(Entries from a visual dataset)
━━━━━━━━

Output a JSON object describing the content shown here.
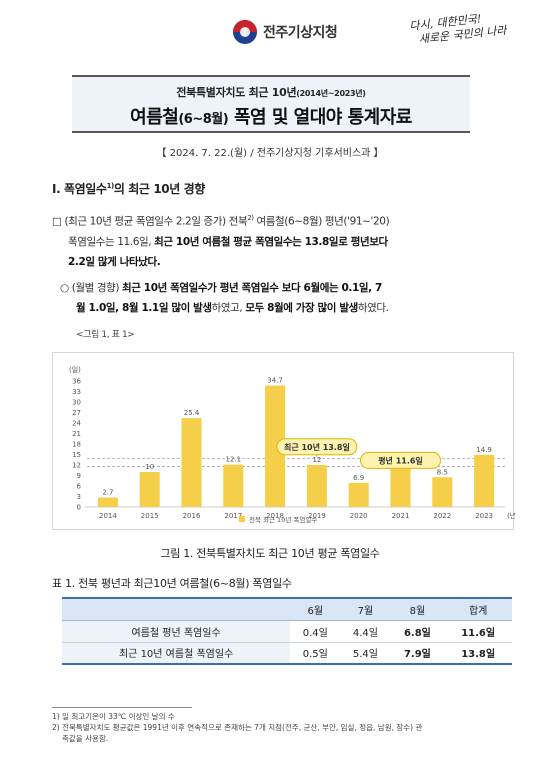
{
  "header": {
    "org_name": "전주기상지청",
    "slogan_line1": "다시, 대한민국!",
    "slogan_line2": "새로운 국민의 나라"
  },
  "title": {
    "subtitle": "전북특별자치도 최근 10년",
    "subtitle_period": "(2014년~2023년)",
    "main": "여름철",
    "main_period": "(6~8월)",
    "main_rest": " 폭염 및 열대야 통계자료"
  },
  "dateline": "【 2024. 7. 22.(월) / 전주기상지청 기후서비스과 】",
  "section": {
    "number": "Ⅰ.",
    "title": "폭염일수",
    "footnote_mark": "1)",
    "title_rest": "의 최근 10년 경향"
  },
  "para1": {
    "bullet": "□",
    "text_a": "(최근 10년 평균 폭염일수 2.2일 증가) 전북",
    "footnote_mark": "2)",
    "text_b": " 여름철(6~8월) 평년('91~'20)",
    "text_c": "폭염일수는 11.6일, ",
    "bold_c": "최근 10년 여름철 평균 폭염일수는 13.8일로 평년보다",
    "bold_d": "2.2일 많게 나타났다."
  },
  "para2": {
    "bullet": "○",
    "text_a": "(월별 경향) ",
    "bold_a": "최근 10년 폭염일수가 평년 폭염일수 보다 6월에는 0.1일, 7",
    "bold_b": "월 1.0일, 8월 1.1일 많이 발생",
    "text_b": "하였고, ",
    "bold_c": "모두 8월에 가장 많이 발생",
    "text_c": "하였다."
  },
  "para3": "<그림 1, 표 1>",
  "chart_data": {
    "type": "bar",
    "title": "",
    "ylabel": "(일)",
    "xlabel": "(년)",
    "categories": [
      "2014",
      "2015",
      "2016",
      "2017",
      "2018",
      "2019",
      "2020",
      "2021",
      "2022",
      "2023"
    ],
    "values": [
      2.7,
      10,
      25.4,
      12.1,
      34.7,
      12,
      6.9,
      10.9,
      8.5,
      14.9
    ],
    "value_labels": [
      "2.7",
      "10",
      "25.4",
      "12.1",
      "34.7",
      "12",
      "6.9",
      "10.9",
      "8.5",
      "14.9"
    ],
    "ylim": [
      0,
      36
    ],
    "yticks": [
      0,
      3,
      6,
      9,
      12,
      15,
      18,
      21,
      24,
      27,
      30,
      33,
      36
    ],
    "grid": false,
    "bar_color": "#f6cf4a",
    "legend": [
      {
        "name": "전북 최근 10년 폭염일수"
      }
    ],
    "legend_position": "bottom-center",
    "reference_lines": [
      {
        "label": "최근 10년 13.8일",
        "value": 13.8
      },
      {
        "label": "평년 11.6일",
        "value": 11.6
      }
    ],
    "callout_color": "#fff3b0",
    "callout_border": "#e2b200"
  },
  "figure_caption": "그림 1. 전북특별자치도 최근 10년 평균 폭염일수",
  "table_caption": "표 1. 전북 평년과 최근10년 여름철(6~8월) 폭염일수",
  "table": {
    "headers": [
      "",
      "6월",
      "7월",
      "8월",
      "합계"
    ],
    "rows": [
      {
        "label": "여름철 평년 폭염일수",
        "m6": "0.4일",
        "m7": "4.4일",
        "m8": "6.8일",
        "total": "11.6일"
      },
      {
        "label": "최근 10년 여름철 폭염일수",
        "m6": "0.5일",
        "m7": "5.4일",
        "m8": "7.9일",
        "total": "13.8일"
      }
    ]
  },
  "footnotes": {
    "fn1": "1) 일 최고기온이 33℃ 이상인 날의 수",
    "fn2_a": "2) 전북특별자치도 평균값은 1991년 이후 연속적으로 존재하는 7개 지점(전주, 군산, 부안, 임실, 정읍, 남원, 장수) 관",
    "fn2_b": "측값을 사용함."
  }
}
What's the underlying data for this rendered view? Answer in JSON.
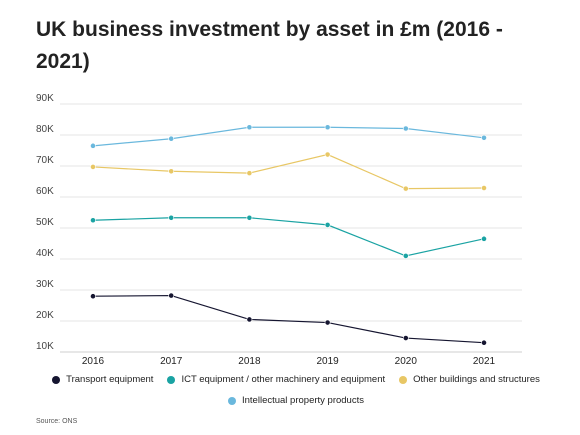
{
  "chart_data": {
    "type": "line",
    "title": "UK business investment by asset in £m (2016 - 2021)",
    "xlabel": "",
    "ylabel": "",
    "categories": [
      "2016",
      "2017",
      "2018",
      "2019",
      "2020",
      "2021"
    ],
    "ylim": [
      10000,
      90000
    ],
    "yticks": [
      10000,
      20000,
      30000,
      40000,
      50000,
      60000,
      70000,
      80000,
      90000
    ],
    "ytick_labels": [
      "10K",
      "20K",
      "30K",
      "40K",
      "50K",
      "60K",
      "70K",
      "80K",
      "90K"
    ],
    "grid": true,
    "legend_position": "bottom",
    "series": [
      {
        "name": "Transport equipment",
        "color": "#151530",
        "values": [
          28000,
          28200,
          20500,
          19500,
          14500,
          13000
        ]
      },
      {
        "name": "ICT equipment / other machinery and equipment",
        "color": "#1aa3a3",
        "values": [
          52500,
          53300,
          53300,
          51000,
          41000,
          46500
        ]
      },
      {
        "name": "Other buildings and structures",
        "color": "#e8c765",
        "values": [
          69700,
          68300,
          67700,
          73700,
          62700,
          62900
        ]
      },
      {
        "name": "Intellectual property products",
        "color": "#6ab8dd",
        "values": [
          76500,
          78800,
          82500,
          82500,
          82100,
          79100
        ]
      }
    ],
    "source": "Source: ONS"
  }
}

━━━━━━━━

- TO DO -
Omit the pictures and restate the rest of the records verbatim.

- OUTPUT OF THE TASK -
Output a JSON object describing the content shown here.
{
  "header": {
    "org_name": "전주기상지청",
    "slogan_line1": "다시, 대한민국!",
    "slogan_line2": "새로운 국민의 나라"
  },
  "title": {
    "subtitle": "전북특별자치도 최근 10년",
    "subtitle_period": "(2014년~2023년)",
    "main": "여름철",
    "main_period": "(6~8월)",
    "main_rest": " 폭염 및 열대야 통계자료"
  },
  "dateline": "【 2024. 7. 22.(월) / 전주기상지청 기후서비스과 】",
  "section": {
    "number": "Ⅰ.",
    "title": "폭염일수",
    "footnote_mark": "1)",
    "title_rest": "의 최근 10년 경향"
  },
  "para1": {
    "bullet": "□",
    "text_a": "(최근 10년 평균 폭염일수 2.2일 증가) 전북",
    "footnote_mark": "2)",
    "text_b": " 여름철(6~8월) 평년('91~'20)",
    "text_c": "폭염일수는 11.6일, ",
    "bold_c": "최근 10년 여름철 평균 폭염일수는 13.8일로 평년보다",
    "bold_d": "2.2일 많게 나타났다."
  },
  "para2": {
    "bullet": "○",
    "text_a": "(월별 경향) ",
    "bold_a": "최근 10년 폭염일수가 평년 폭염일수 보다 6월에는 0.1일, 7",
    "bold_b": "월 1.0일, 8월 1.1일 많이 발생",
    "text_b": "하였고, ",
    "bold_c": "모두 8월에 가장 많이 발생",
    "text_c": "하였다."
  },
  "para3": "<그림 1, 표 1>",
  "chart_data": {
    "type": "bar",
    "title": "",
    "ylabel": "(일)",
    "xlabel": "(년)",
    "categories": [
      "2014",
      "2015",
      "2016",
      "2017",
      "2018",
      "2019",
      "2020",
      "2021",
      "2022",
      "2023"
    ],
    "values": [
      2.7,
      10,
      25.4,
      12.1,
      34.7,
      12,
      6.9,
      10.9,
      8.5,
      14.9
    ],
    "value_labels": [
      "2.7",
      "10",
      "25.4",
      "12.1",
      "34.7",
      "12",
      "6.9",
      "10.9",
      "8.5",
      "14.9"
    ],
    "ylim": [
      0,
      36
    ],
    "yticks": [
      0,
      3,
      6,
      9,
      12,
      15,
      18,
      21,
      24,
      27,
      30,
      33,
      36
    ],
    "grid": false,
    "bar_color": "#f6cf4a",
    "legend": [
      {
        "name": "전북 최근 10년 폭염일수"
      }
    ],
    "legend_position": "bottom-center",
    "reference_lines": [
      {
        "label": "최근 10년 13.8일",
        "value": 13.8
      },
      {
        "label": "평년 11.6일",
        "value": 11.6
      }
    ],
    "callout_color": "#fff3b0",
    "callout_border": "#e2b200"
  },
  "figure_caption": "그림 1. 전북특별자치도 최근 10년 평균 폭염일수",
  "table_caption": "표 1. 전북 평년과 최근10년 여름철(6~8월) 폭염일수",
  "table": {
    "headers": [
      "",
      "6월",
      "7월",
      "8월",
      "합계"
    ],
    "rows": [
      {
        "label": "여름철 평년 폭염일수",
        "m6": "0.4일",
        "m7": "4.4일",
        "m8": "6.8일",
        "total": "11.6일"
      },
      {
        "label": "최근 10년 여름철 폭염일수",
        "m6": "0.5일",
        "m7": "5.4일",
        "m8": "7.9일",
        "total": "13.8일"
      }
    ]
  },
  "footnotes": {
    "fn1": "1) 일 최고기온이 33℃ 이상인 날의 수",
    "fn2_a": "2) 전북특별자치도 평균값은 1991년 이후 연속적으로 존재하는 7개 지점(전주, 군산, 부안, 임실, 정읍, 남원, 장수) 관",
    "fn2_b": "측값을 사용함."
  }
}
What's the underlying data for this rendered view? Answer in JSON.
{
  "chart_data": {
    "type": "line",
    "title": "UK business investment by asset in £m (2016 - 2021)",
    "xlabel": "",
    "ylabel": "",
    "categories": [
      "2016",
      "2017",
      "2018",
      "2019",
      "2020",
      "2021"
    ],
    "ylim": [
      10000,
      90000
    ],
    "yticks": [
      10000,
      20000,
      30000,
      40000,
      50000,
      60000,
      70000,
      80000,
      90000
    ],
    "ytick_labels": [
      "10K",
      "20K",
      "30K",
      "40K",
      "50K",
      "60K",
      "70K",
      "80K",
      "90K"
    ],
    "grid": true,
    "legend_position": "bottom",
    "series": [
      {
        "name": "Transport equipment",
        "color": "#151530",
        "values": [
          28000,
          28200,
          20500,
          19500,
          14500,
          13000
        ]
      },
      {
        "name": "ICT equipment / other machinery and equipment",
        "color": "#1aa3a3",
        "values": [
          52500,
          53300,
          53300,
          51000,
          41000,
          46500
        ]
      },
      {
        "name": "Other buildings and structures",
        "color": "#e8c765",
        "values": [
          69700,
          68300,
          67700,
          73700,
          62700,
          62900
        ]
      },
      {
        "name": "Intellectual property products",
        "color": "#6ab8dd",
        "values": [
          76500,
          78800,
          82500,
          82500,
          82100,
          79100
        ]
      }
    ],
    "source": "Source: ONS"
  }
}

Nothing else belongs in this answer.